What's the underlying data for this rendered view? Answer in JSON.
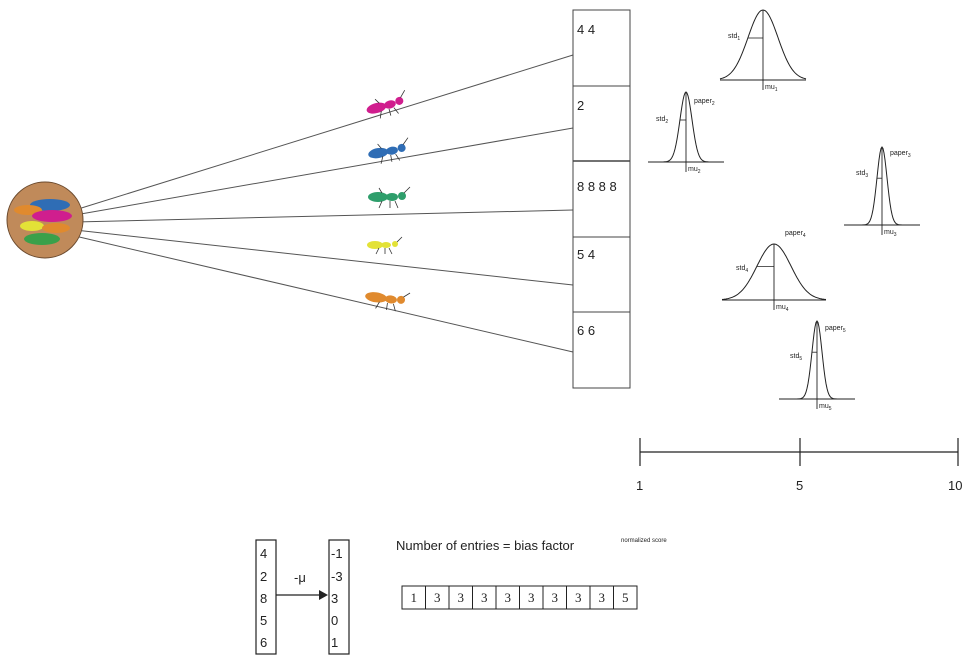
{
  "colors": {
    "magenta": "#d01e8e",
    "blue": "#2f6db5",
    "teal": "#2e9e6b",
    "yellow": "#e3e237",
    "orange": "#e08a2e",
    "nest": "#c08a5a",
    "green": "#3aa04a"
  },
  "cells": [
    "4 4",
    "2",
    "8 8 8 8",
    "5 4",
    "6 6"
  ],
  "distributions": [
    {
      "std": "std",
      "std_sub": "1",
      "mu": "mu",
      "mu_sub": "1",
      "paper": "",
      "paper_sub": ""
    },
    {
      "std": "std",
      "std_sub": "2",
      "mu": "mu",
      "mu_sub": "2",
      "paper": "paper",
      "paper_sub": "2"
    },
    {
      "std": "std",
      "std_sub": "3",
      "mu": "mu",
      "mu_sub": "3",
      "paper": "paper",
      "paper_sub": "3"
    },
    {
      "std": "std",
      "std_sub": "4",
      "mu": "mu",
      "mu_sub": "4",
      "paper": "paper",
      "paper_sub": "4"
    },
    {
      "std": "std",
      "std_sub": "5",
      "mu": "mu",
      "mu_sub": "5",
      "paper": "paper",
      "paper_sub": "5"
    }
  ],
  "axis": {
    "ticks": [
      "1",
      "5",
      "10"
    ]
  },
  "vector_in": [
    "4",
    "2",
    "8",
    "5",
    "6"
  ],
  "vector_out": [
    "-1",
    "-3",
    "3",
    "0",
    "1"
  ],
  "arrow_label": "-μ",
  "formula": {
    "text": "Number of entries = bias factor",
    "superscript": "normalized score"
  },
  "entries": [
    "1",
    "3",
    "3",
    "3",
    "3",
    "3",
    "3",
    "3",
    "3",
    "5"
  ]
}
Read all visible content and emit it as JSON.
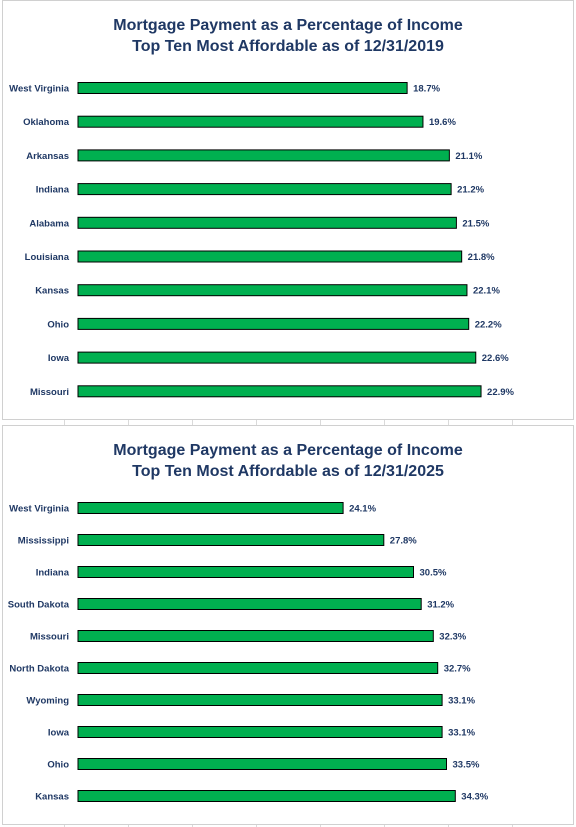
● ● ● ● ● ● ●
### Stated problem
Locate the lines above that hold the word "JSON". Show every one of them.

### Result of the task
What's the underlying data for this rendered view? Answer in JSON.
Read all visible content and emit it as JSON.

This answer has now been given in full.